__Written task__: Extract the text of each entry below exactly, leaving every image behind.

Chart and figure data
....

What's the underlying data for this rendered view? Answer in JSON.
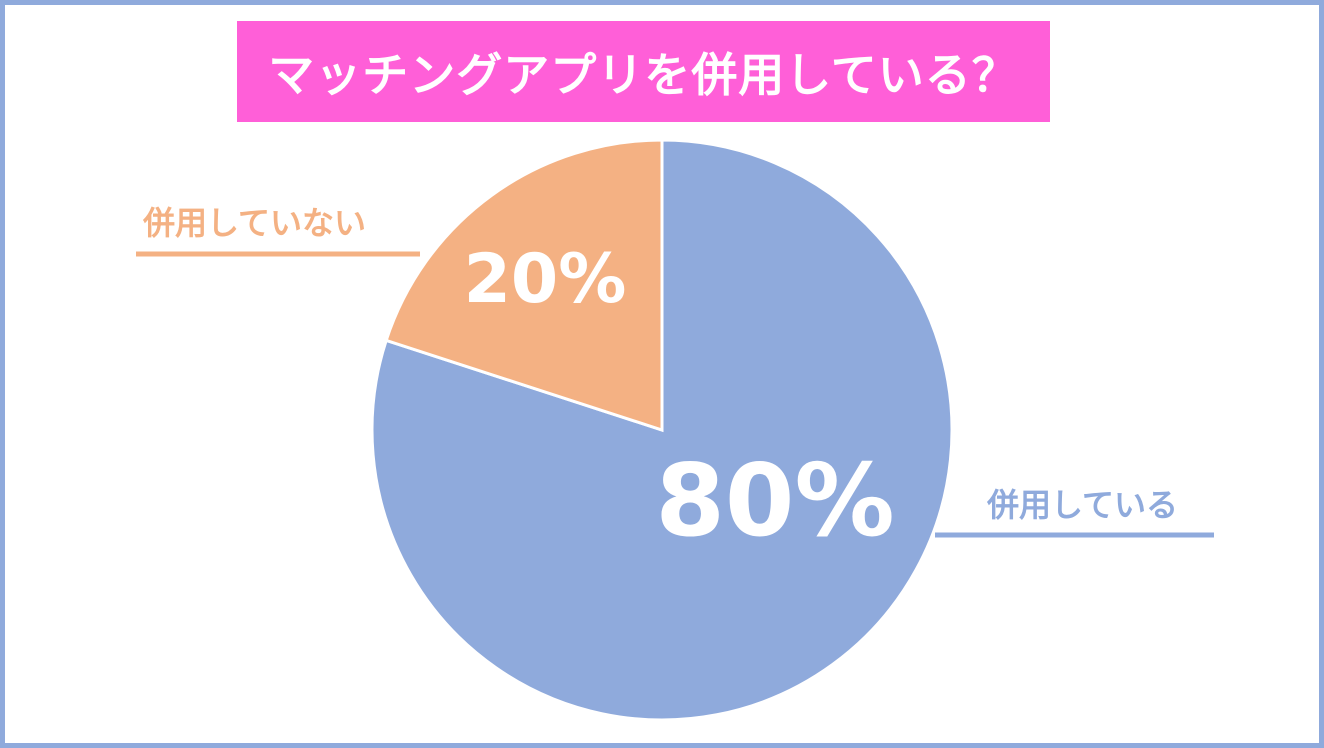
{
  "chart_data": {
    "type": "pie",
    "title": "マッチングアプリを併用している？",
    "categories": [
      "併用している",
      "併用していない"
    ],
    "values": [
      80,
      20
    ],
    "value_labels": [
      "80%",
      "20%"
    ],
    "colors": [
      "#8faadc",
      "#f4b183"
    ],
    "start_angle": "12 o'clock",
    "direction": "clockwise",
    "legend": "leader-lines"
  },
  "colors": {
    "frame": "#8faadc",
    "title_bg": "#ff5fd8",
    "title_text": "#ffffff"
  }
}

....

__Task solution__:
What's the underlying data for this rendered view? Answer in JSON.
{
  "chart_data": {
    "type": "pie",
    "title": "マッチングアプリを併用している？",
    "categories": [
      "併用している",
      "併用していない"
    ],
    "values": [
      80,
      20
    ],
    "value_labels": [
      "80%",
      "20%"
    ],
    "colors": [
      "#8faadc",
      "#f4b183"
    ],
    "start_angle": "12 o'clock",
    "direction": "clockwise",
    "legend": "leader-lines"
  },
  "colors": {
    "frame": "#8faadc",
    "title_bg": "#ff5fd8",
    "title_text": "#ffffff"
  }
}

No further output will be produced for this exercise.